═══ SUPPLIED INFORMATION

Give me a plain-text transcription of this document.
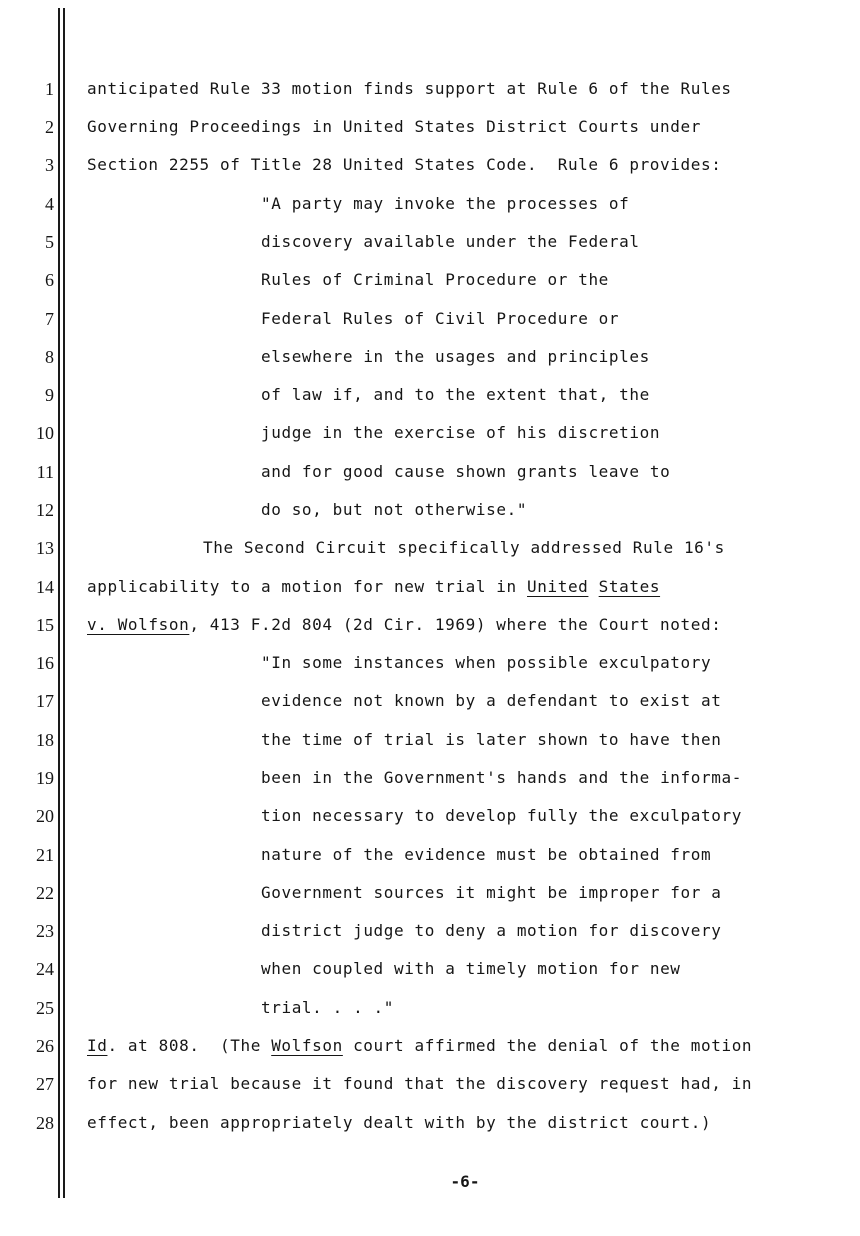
1
2
3
4
5
6
7
8
9
10
11
12
13
14
15
16
17
18
19
20
21
22
23
24
25
26
27
28
anticipated Rule 33 motion finds support at Rule 6 of the Rules
Governing Proceedings in United States District Courts under
Section 2255 of Title 28 United States Code.  Rule 6 provides:
"A party may invoke the processes of
discovery available under the Federal
Rules of Criminal Procedure or the
Federal Rules of Civil Procedure or
elsewhere in the usages and principles
of law if, and to the extent that, the
judge in the exercise of his discretion
and for good cause shown grants leave to
do so, but not otherwise."
The Second Circuit specifically addressed Rule 16's
applicability to a motion for new trial in United States
v. Wolfson, 413 F.2d 804 (2d Cir. 1969) where the Court noted:
"In some instances when possible exculpatory
evidence not known by a defendant to exist at
the time of trial is later shown to have then
been in the Government's hands and the informa-
tion necessary to develop fully the exculpatory
nature of the evidence must be obtained from
Government sources it might be improper for a
district judge to deny a motion for discovery
when coupled with a timely motion for new
trial. . . ."
Id. at 808.  (The Wolfson court affirmed the denial of the motion
for new trial because it found that the discovery request had, in
effect, been appropriately dealt with by the district court.)
-6-
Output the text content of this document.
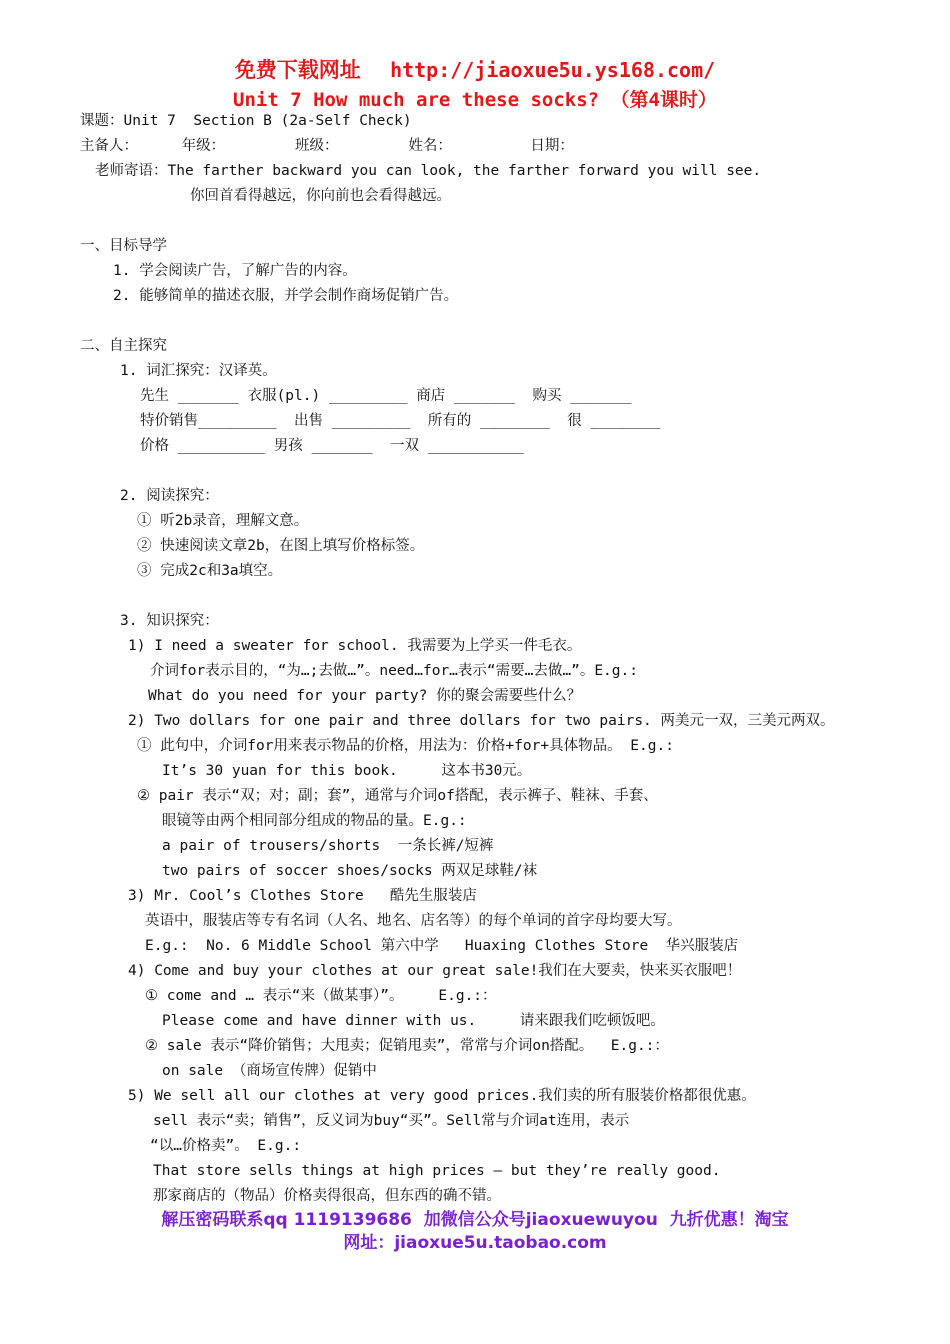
免费下载网址 http://jiaoxue5u.ys168.com/
Unit 7 How much are these socks? （第4课时）
课题：Unit 7  Section B (2a-Self Check)
主备人：     年级：        班级：        姓名：         日期：
老师寄语：The farther backward you can look, the farther forward you will see.
你回首看得越远，你向前也会看得越远。
一、目标导学
1. 学会阅读广告，了解广告的内容。
2. 能够简单的描述衣服，并学会制作商场促销广告。
二、自主探究
1. 词汇探究：汉译英。
先生 _______ 衣服(pl.) _________ 商店 _______  购买 _______
特价销售_________  出售 _________  所有的 ________  很 ________
价格 __________ 男孩 _______  一双 ___________
2. 阅读探究：
① 听2b录音，理解文意。
② 快速阅读文章2b，在图上填写价格标签。
③ 完成2c和3a填空。
3. 知识探究：
1) I need a sweater for school. 我需要为上学买一件毛衣。
介词for表示目的，“为…;去做…”。need…for…表示“需要…去做…”。E.g.:
What do you need for your party? 你的聚会需要些什么？
2) Two dollars for one pair and three dollars for two pairs. 两美元一双，三美元两双。
① 此句中，介词for用来表示物品的价格，用法为：价格+for+具体物品。 E.g.:
It’s 30 yuan for this book.     这本书30元。
② pair 表示“双；对；副；套”，通常与介词of搭配，表示裤子、鞋袜、手套、
眼镜等由两个相同部分组成的物品的量。E.g.:
a pair of trousers/shorts  一条长裤/短裤
two pairs of soccer shoes/socks 两双足球鞋/袜
3) Mr. Cool’s Clothes Store   酷先生服装店
英语中，服装店等专有名词（人名、地名、店名等）的每个单词的首字母均要大写。
E.g.:  No. 6 Middle School 第六中学   Huaxing Clothes Store  华兴服装店
4) Come and buy your clothes at our great sale!我们在大要卖，快来买衣服吧！
① come and … 表示“来（做某事）”。    E.g.:：
Please come and have dinner with us.     请来跟我们吃顿饭吧。
② sale 表示“降价销售；大甩卖；促销甩卖”，常常与介词on搭配。  E.g.:：
on sale （商场宣传牌）促销中
5) We sell all our clothes at very good prices.我们卖的所有服装价格都很优惠。
sell 表示“卖；销售”，反义词为buy“买”。Sell常与介词at连用，表示
“以…价格卖”。 E.g.:
That store sells things at high prices — but they’re really good.
那家商店的（物品）价格卖得很高，但东西的确不错。
解压密码联系qq 1119139686  加微信公众号jiaoxuewuyou  九折优惠！淘宝
网址：jiaoxue5u.taobao.com
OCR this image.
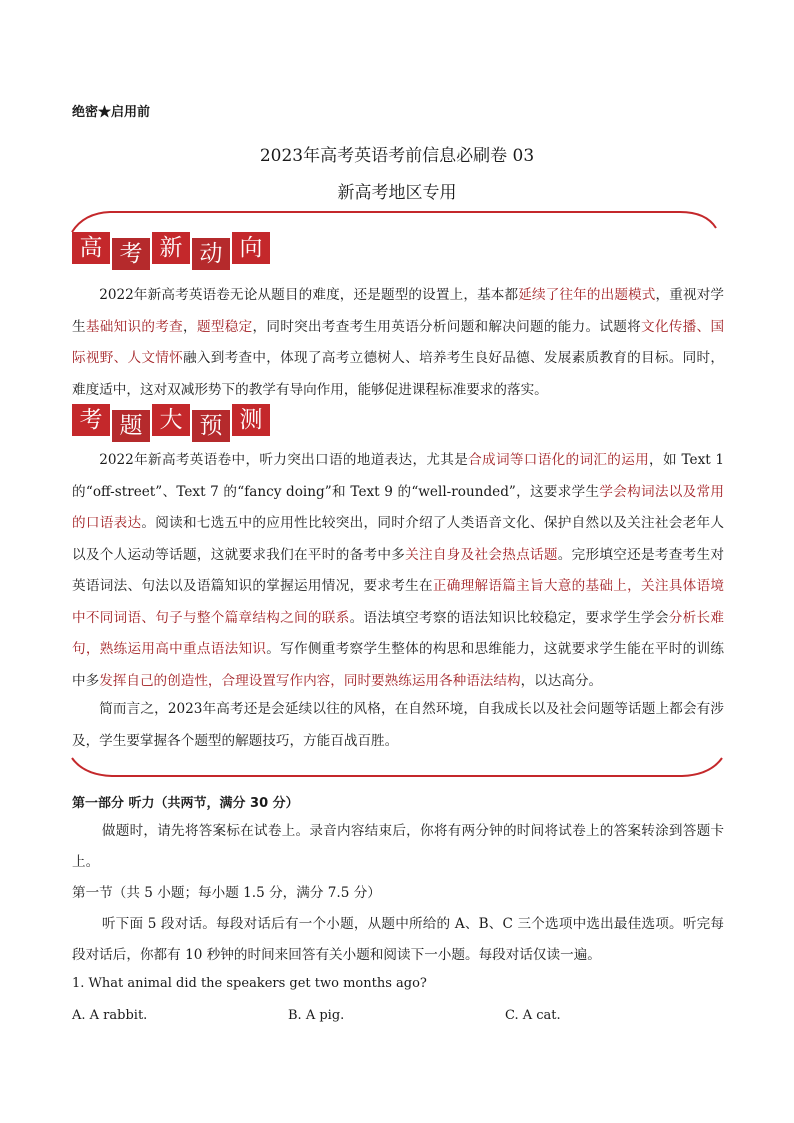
绝密★启用前
2023年高考英语考前信息必刷卷 03
新高考地区专用
高 考 新 动 向

2022年新高考英语卷无论从题目的难度，还是题型的设置上，基本都延续了往年的出题模式，重视对学生基础知识的考查，题型稳定，同时突出考查考生用英语分析问题和解决问题的能力。试题将文化传播、国际视野、人文情怀融入到考查中，体现了高考立德树人、培养考生良好品德、发展素质教育的目标。同时，难度适中，这对双减形势下的教学有导向作用，能够促进课程标准要求的落实。

考 题 大 预 测

2022年新高考英语卷中，听力突出口语的地道表达，尤其是合成词等口语化的词汇的运用，如 Text 1 的“off-street”、Text 7 的“fancy doing”和 Text 9 的“well-rounded”，这要求学生学会构词法以及常用的口语表达。阅读和七选五中的应用性比较突出，同时介绍了人类语音文化、保护自然以及关注社会老年人以及个人运动等话题，这就要求我们在平时的备考中多关注自身及社会热点话题。完形填空还是考查考生对英语词法、句法以及语篇知识的掌握运用情况，要求考生在正确理解语篇主旨大意的基础上，关注具体语境中不同词语、句子与整个篇章结构之间的联系。语法填空考察的语法知识比较稳定，要求学生学会分析长难句，熟练运用高中重点语法知识。写作侧重考察学生整体的构思和思维能力，这就要求学生能在平时的训练中多发挥自己的创造性，合理设置写作内容，同时要熟练运用各种语法结构，以达高分。

简而言之，2023年高考还是会延续以往的风格，在自然环境，自我成长以及社会问题等话题上都会有涉及，学生要掌握各个题型的解题技巧，方能百战百胜。

第一部分 听力（共两节，满分 30 分）

做题时，请先将答案标在试卷上。录音内容结束后，你将有两分钟的时间将试卷上的答案转涂到答题卡上。

第一节（共 5 小题；每小题 1.5 分，满分 7.5 分）

听下面 5 段对话。每段对话后有一个小题，从题中所给的 A、B、C 三个选项中选出最佳选项。听完每段对话后，你都有 10 秒钟的时间来回答有关小题和阅读下一小题。每段对话仅读一遍。

1. What animal did the speakers get two months ago?
A. A rabbit.	B. A pig.	C. A cat.
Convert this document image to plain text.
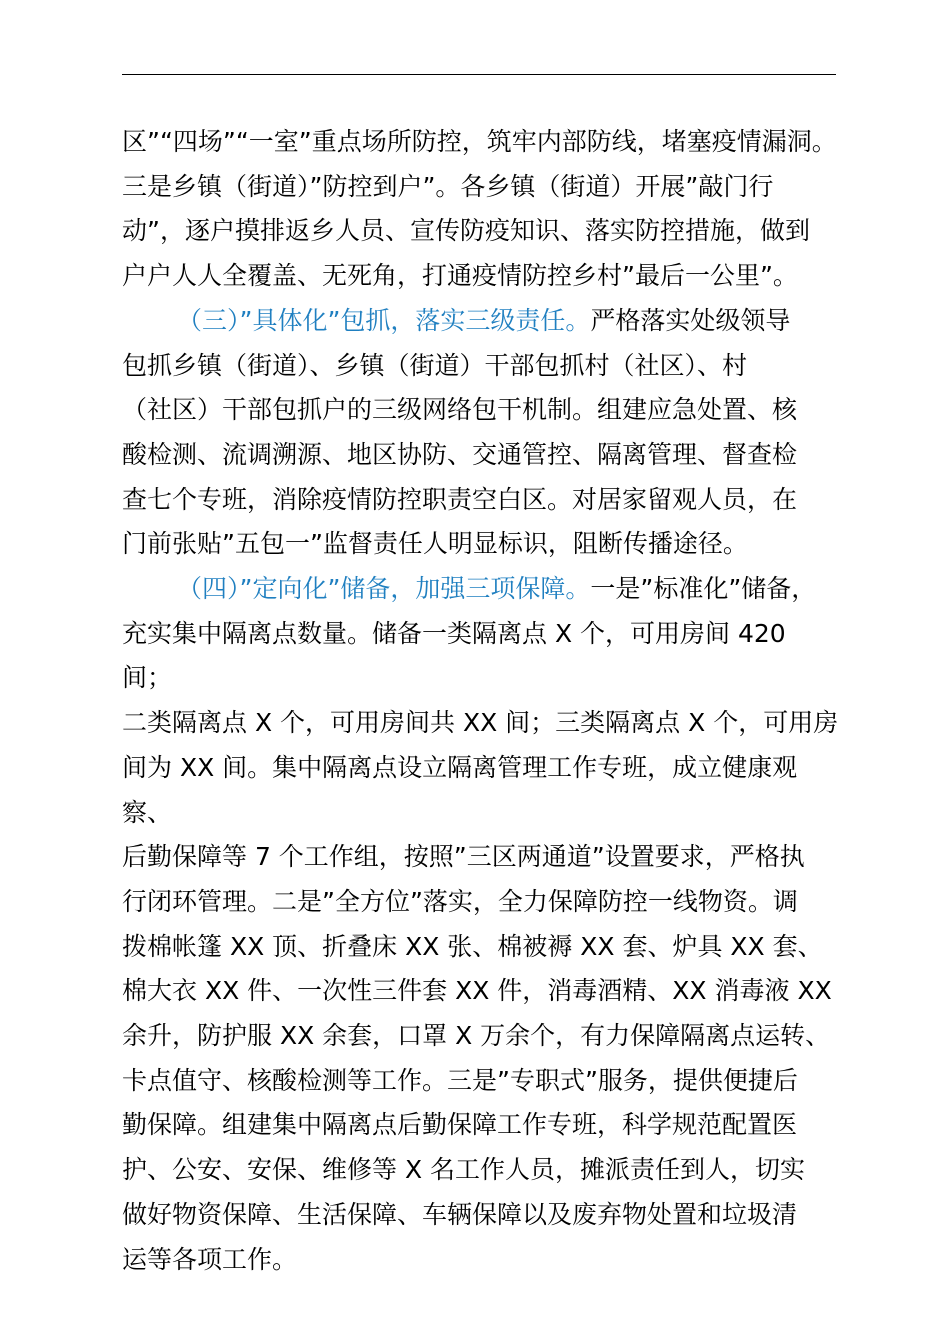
区”“四场”“一室”重点场所防控，筑牢内部防线，堵塞疫情漏洞。

三是乡镇（街道）”防控到户”。各乡镇（街道）开展”敲门行

动”，逐户摸排返乡人员、宣传防疫知识、落实防控措施，做到

户户人人全覆盖、无死角，打通疫情防控乡村”最后一公里”。

（三）”具体化”包抓，落实三级责任。严格落实处级领导

包抓乡镇（街道）、乡镇（街道）干部包抓村（社区）、村

（社区）干部包抓户的三级网络包干机制。组建应急处置、核

酸检测、流调溯源、地区协防、交通管控、隔离管理、督查检

查七个专班，消除疫情防控职责空白区。对居家留观人员，在

门前张贴”五包一”监督责任人明显标识，阻断传播途径。

（四）”定向化”储备，加强三项保障。一是”标准化”储备，

充实集中隔离点数量。储备一类隔离点 X 个，可用房间 420 间；

二类隔离点 X 个，可用房间共 XX 间；三类隔离点 X 个，可用房

间为 XX 间。集中隔离点设立隔离管理工作专班，成立健康观察、

后勤保障等 7 个工作组，按照”三区两通道”设置要求，严格执

行闭环管理。二是”全方位”落实，全力保障防控一线物资。调

拨棉帐篷 XX 顶、折叠床 XX 张、棉被褥 XX 套、炉具 XX 套、

棉大衣 XX 件、一次性三件套 XX 件，消毒酒精、XX 消毒液 XX

余升，防护服 XX 余套，口罩 X 万余个，有力保障隔离点运转、

卡点值守、核酸检测等工作。三是”专职式”服务，提供便捷后

勤保障。组建集中隔离点后勤保障工作专班，科学规范配置医

护、公安、安保、维修等 X 名工作人员，摊派责任到人，切实

做好物资保障、生活保障、车辆保障以及废弃物处置和垃圾清

运等各项工作。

══════

Transcribe all entries above exactly. Drop the pictures.

WRITTEN RESPONSE:
Give me a plain-text transcription of this document.
1
2
3
4
5
6
7
8
9
10
11
12
13
14
15
16
17
18
19
20
21
22
23
24
25
26
27
28
anticipated Rule 33 motion finds support at Rule 6 of the Rules
Governing Proceedings in United States District Courts under
Section 2255 of Title 28 United States Code.  Rule 6 provides:
"A party may invoke the processes of
discovery available under the Federal
Rules of Criminal Procedure or the
Federal Rules of Civil Procedure or
elsewhere in the usages and principles
of law if, and to the extent that, the
judge in the exercise of his discretion
and for good cause shown grants leave to
do so, but not otherwise."
The Second Circuit specifically addressed Rule 16's
applicability to a motion for new trial in United States
v. Wolfson, 413 F.2d 804 (2d Cir. 1969) where the Court noted:
"In some instances when possible exculpatory
evidence not known by a defendant to exist at
the time of trial is later shown to have then
been in the Government's hands and the informa-
tion necessary to develop fully the exculpatory
nature of the evidence must be obtained from
Government sources it might be improper for a
district judge to deny a motion for discovery
when coupled with a timely motion for new
trial. . . ."
Id. at 808.  (The Wolfson court affirmed the denial of the motion
for new trial because it found that the discovery request had, in
effect, been appropriately dealt with by the district court.)
-6-
Output the text content of this document.
免费下载网址 http://jiaoxue5u.ys168.com/
Unit 7 How much are these socks? （第4课时）
课题：Unit 7  Section B (2a-Self Check)
主备人：     年级：        班级：        姓名：         日期：
老师寄语：The farther backward you can look, the farther forward you will see.
你回首看得越远，你向前也会看得越远。
一、目标导学
1. 学会阅读广告，了解广告的内容。
2. 能够简单的描述衣服，并学会制作商场促销广告。
二、自主探究
1. 词汇探究：汉译英。
先生 _______ 衣服(pl.) _________ 商店 _______  购买 _______
特价销售_________  出售 _________  所有的 ________  很 ________
价格 __________ 男孩 _______  一双 ___________
2. 阅读探究：
① 听2b录音，理解文意。
② 快速阅读文章2b，在图上填写价格标签。
③ 完成2c和3a填空。
3. 知识探究：
1) I need a sweater for school. 我需要为上学买一件毛衣。
介词for表示目的，“为…;去做…”。need…for…表示“需要…去做…”。E.g.:
What do you need for your party? 你的聚会需要些什么？
2) Two dollars for one pair and three dollars for two pairs. 两美元一双，三美元两双。
① 此句中，介词for用来表示物品的价格，用法为：价格+for+具体物品。 E.g.:
It’s 30 yuan for this book.     这本书30元。
② pair 表示“双；对；副；套”，通常与介词of搭配，表示裤子、鞋袜、手套、
眼镜等由两个相同部分组成的物品的量。E.g.:
a pair of trousers/shorts  一条长裤/短裤
two pairs of soccer shoes/socks 两双足球鞋/袜
3) Mr. Cool’s Clothes Store   酷先生服装店
英语中，服装店等专有名词（人名、地名、店名等）的每个单词的首字母均要大写。
E.g.:  No. 6 Middle School 第六中学   Huaxing Clothes Store  华兴服装店
4) Come and buy your clothes at our great sale!我们在大要卖，快来买衣服吧！
① come and … 表示“来（做某事）”。    E.g.:：
Please come and have dinner with us.     请来跟我们吃顿饭吧。
② sale 表示“降价销售；大甩卖；促销甩卖”，常常与介词on搭配。  E.g.:：
on sale （商场宣传牌）促销中
5) We sell all our clothes at very good prices.我们卖的所有服装价格都很优惠。
sell 表示“卖；销售”，反义词为buy“买”。Sell常与介词at连用，表示
“以…价格卖”。 E.g.:
That store sells things at high prices — but they’re really good.
那家商店的（物品）价格卖得很高，但东西的确不错。
解压密码联系qq 1119139686  加微信公众号jiaoxuewuyou  九折优惠！淘宝
网址：jiaoxue5u.taobao.com
OCR this image.
绝密★启用前
2023年高考英语考前信息必刷卷 03
新高考地区专用
高 考 新 动 向

2022年新高考英语卷无论从题目的难度，还是题型的设置上，基本都延续了往年的出题模式，重视对学生基础知识的考查，题型稳定，同时突出考查考生用英语分析问题和解决问题的能力。试题将文化传播、国际视野、人文情怀融入到考查中，体现了高考立德树人、培养考生良好品德、发展素质教育的目标。同时，难度适中，这对双减形势下的教学有导向作用，能够促进课程标准要求的落实。

考 题 大 预 测

2022年新高考英语卷中，听力突出口语的地道表达，尤其是合成词等口语化的词汇的运用，如 Text 1 的“off-street”、Text 7 的“fancy doing”和 Text 9 的“well-rounded”，这要求学生学会构词法以及常用的口语表达。阅读和七选五中的应用性比较突出，同时介绍了人类语音文化、保护自然以及关注社会老年人以及个人运动等话题，这就要求我们在平时的备考中多关注自身及社会热点话题。完形填空还是考查考生对英语词法、句法以及语篇知识的掌握运用情况，要求考生在正确理解语篇主旨大意的基础上，关注具体语境中不同词语、句子与整个篇章结构之间的联系。语法填空考察的语法知识比较稳定，要求学生学会分析长难句，熟练运用高中重点语法知识。写作侧重考察学生整体的构思和思维能力，这就要求学生能在平时的训练中多发挥自己的创造性，合理设置写作内容，同时要熟练运用各种语法结构，以达高分。

简而言之，2023年高考还是会延续以往的风格，在自然环境，自我成长以及社会问题等话题上都会有涉及，学生要掌握各个题型的解题技巧，方能百战百胜。

第一部分 听力（共两节，满分 30 分）

做题时，请先将答案标在试卷上。录音内容结束后，你将有两分钟的时间将试卷上的答案转涂到答题卡上。

第一节（共 5 小题；每小题 1.5 分，满分 7.5 分）

听下面 5 段对话。每段对话后有一个小题，从题中所给的 A、B、C 三个选项中选出最佳选项。听完每段对话后，你都有 10 秒钟的时间来回答有关小题和阅读下一小题。每段对话仅读一遍。

1. What animal did the speakers get two months ago?
A. A rabbit.	B. A pig.	C. A cat.
Convert this document image to plain text.
区”“四场”“一室”重点场所防控，筑牢内部防线，堵塞疫情漏洞。

三是乡镇（街道）”防控到户”。各乡镇（街道）开展”敲门行

动”，逐户摸排返乡人员、宣传防疫知识、落实防控措施，做到

户户人人全覆盖、无死角，打通疫情防控乡村”最后一公里”。

（三）”具体化”包抓，落实三级责任。严格落实处级领导

包抓乡镇（街道）、乡镇（街道）干部包抓村（社区）、村

（社区）干部包抓户的三级网络包干机制。组建应急处置、核

酸检测、流调溯源、地区协防、交通管控、隔离管理、督查检

查七个专班，消除疫情防控职责空白区。对居家留观人员，在

门前张贴”五包一”监督责任人明显标识，阻断传播途径。

（四）”定向化”储备，加强三项保障。一是”标准化”储备，

充实集中隔离点数量。储备一类隔离点 X 个，可用房间 420 间；

二类隔离点 X 个，可用房间共 XX 间；三类隔离点 X 个，可用房

间为 XX 间。集中隔离点设立隔离管理工作专班，成立健康观察、

后勤保障等 7 个工作组，按照”三区两通道”设置要求，严格执

行闭环管理。二是”全方位”落实，全力保障防控一线物资。调

拨棉帐篷 XX 顶、折叠床 XX 张、棉被褥 XX 套、炉具 XX 套、

棉大衣 XX 件、一次性三件套 XX 件，消毒酒精、XX 消毒液 XX

余升，防护服 XX 余套，口罩 X 万余个，有力保障隔离点运转、

卡点值守、核酸检测等工作。三是”专职式”服务，提供便捷后

勤保障。组建集中隔离点后勤保障工作专班，科学规范配置医

护、公安、安保、维修等 X 名工作人员，摊派责任到人，切实

做好物资保障、生活保障、车辆保障以及废弃物处置和垃圾清

运等各项工作。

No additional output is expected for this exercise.